─── Stored rows

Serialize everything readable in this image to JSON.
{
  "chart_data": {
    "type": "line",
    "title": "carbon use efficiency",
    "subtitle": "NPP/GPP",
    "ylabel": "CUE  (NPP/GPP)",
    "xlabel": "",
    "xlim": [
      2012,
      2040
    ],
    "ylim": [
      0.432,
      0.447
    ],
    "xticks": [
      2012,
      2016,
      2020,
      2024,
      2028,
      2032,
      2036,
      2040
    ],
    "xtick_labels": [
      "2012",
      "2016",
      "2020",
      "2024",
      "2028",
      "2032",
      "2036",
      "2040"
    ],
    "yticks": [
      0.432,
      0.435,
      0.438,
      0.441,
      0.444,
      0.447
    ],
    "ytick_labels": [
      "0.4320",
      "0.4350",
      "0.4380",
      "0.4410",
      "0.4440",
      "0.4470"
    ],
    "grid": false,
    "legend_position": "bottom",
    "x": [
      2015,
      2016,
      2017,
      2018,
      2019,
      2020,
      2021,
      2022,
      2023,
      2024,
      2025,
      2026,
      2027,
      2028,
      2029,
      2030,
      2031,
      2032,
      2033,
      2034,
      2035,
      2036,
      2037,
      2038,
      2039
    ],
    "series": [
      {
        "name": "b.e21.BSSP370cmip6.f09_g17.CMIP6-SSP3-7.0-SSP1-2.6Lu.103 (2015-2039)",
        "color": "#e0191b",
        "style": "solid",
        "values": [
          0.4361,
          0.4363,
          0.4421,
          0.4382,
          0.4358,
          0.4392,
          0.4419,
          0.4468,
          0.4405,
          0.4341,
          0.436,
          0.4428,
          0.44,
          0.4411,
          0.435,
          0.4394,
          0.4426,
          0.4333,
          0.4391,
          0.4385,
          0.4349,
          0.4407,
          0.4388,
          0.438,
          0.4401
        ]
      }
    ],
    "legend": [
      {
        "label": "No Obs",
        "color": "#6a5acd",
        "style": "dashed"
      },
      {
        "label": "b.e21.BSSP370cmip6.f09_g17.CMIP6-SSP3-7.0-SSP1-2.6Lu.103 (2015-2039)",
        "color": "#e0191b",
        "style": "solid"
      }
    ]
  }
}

──────

- [What is expected] Output all of the material, please, exactly as it stands.

- [Exercise response]
Serialize everything readable in this image to JSON.
{
  "chart_data": {
    "type": "line",
    "title": "carbon use efficiency",
    "subtitle": "NPP/GPP",
    "ylabel": "CUE  (NPP/GPP)",
    "xlabel": "",
    "xlim": [
      2012,
      2040
    ],
    "ylim": [
      0.432,
      0.447
    ],
    "xticks": [
      2012,
      2016,
      2020,
      2024,
      2028,
      2032,
      2036,
      2040
    ],
    "xtick_labels": [
      "2012",
      "2016",
      "2020",
      "2024",
      "2028",
      "2032",
      "2036",
      "2040"
    ],
    "yticks": [
      0.432,
      0.435,
      0.438,
      0.441,
      0.444,
      0.447
    ],
    "ytick_labels": [
      "0.4320",
      "0.4350",
      "0.4380",
      "0.4410",
      "0.4440",
      "0.4470"
    ],
    "grid": false,
    "legend_position": "bottom",
    "x": [
      2015,
      2016,
      2017,
      2018,
      2019,
      2020,
      2021,
      2022,
      2023,
      2024,
      2025,
      2026,
      2027,
      2028,
      2029,
      2030,
      2031,
      2032,
      2033,
      2034,
      2035,
      2036,
      2037,
      2038,
      2039
    ],
    "series": [
      {
        "name": "b.e21.BSSP370cmip6.f09_g17.CMIP6-SSP3-7.0-SSP1-2.6Lu.103 (2015-2039)",
        "color": "#e0191b",
        "style": "solid",
        "values": [
          0.4361,
          0.4363,
          0.4421,
          0.4382,
          0.4358,
          0.4392,
          0.4419,
          0.4468,
          0.4405,
          0.4341,
          0.436,
          0.4428,
          0.44,
          0.4411,
          0.435,
          0.4394,
          0.4426,
          0.4333,
          0.4391,
          0.4385,
          0.4349,
          0.4407,
          0.4388,
          0.438,
          0.4401
        ]
      }
    ],
    "legend": [
      {
        "label": "No Obs",
        "color": "#6a5acd",
        "style": "dashed"
      },
      {
        "label": "b.e21.BSSP370cmip6.f09_g17.CMIP6-SSP3-7.0-SSP1-2.6Lu.103 (2015-2039)",
        "color": "#e0191b",
        "style": "solid"
      }
    ]
  }
}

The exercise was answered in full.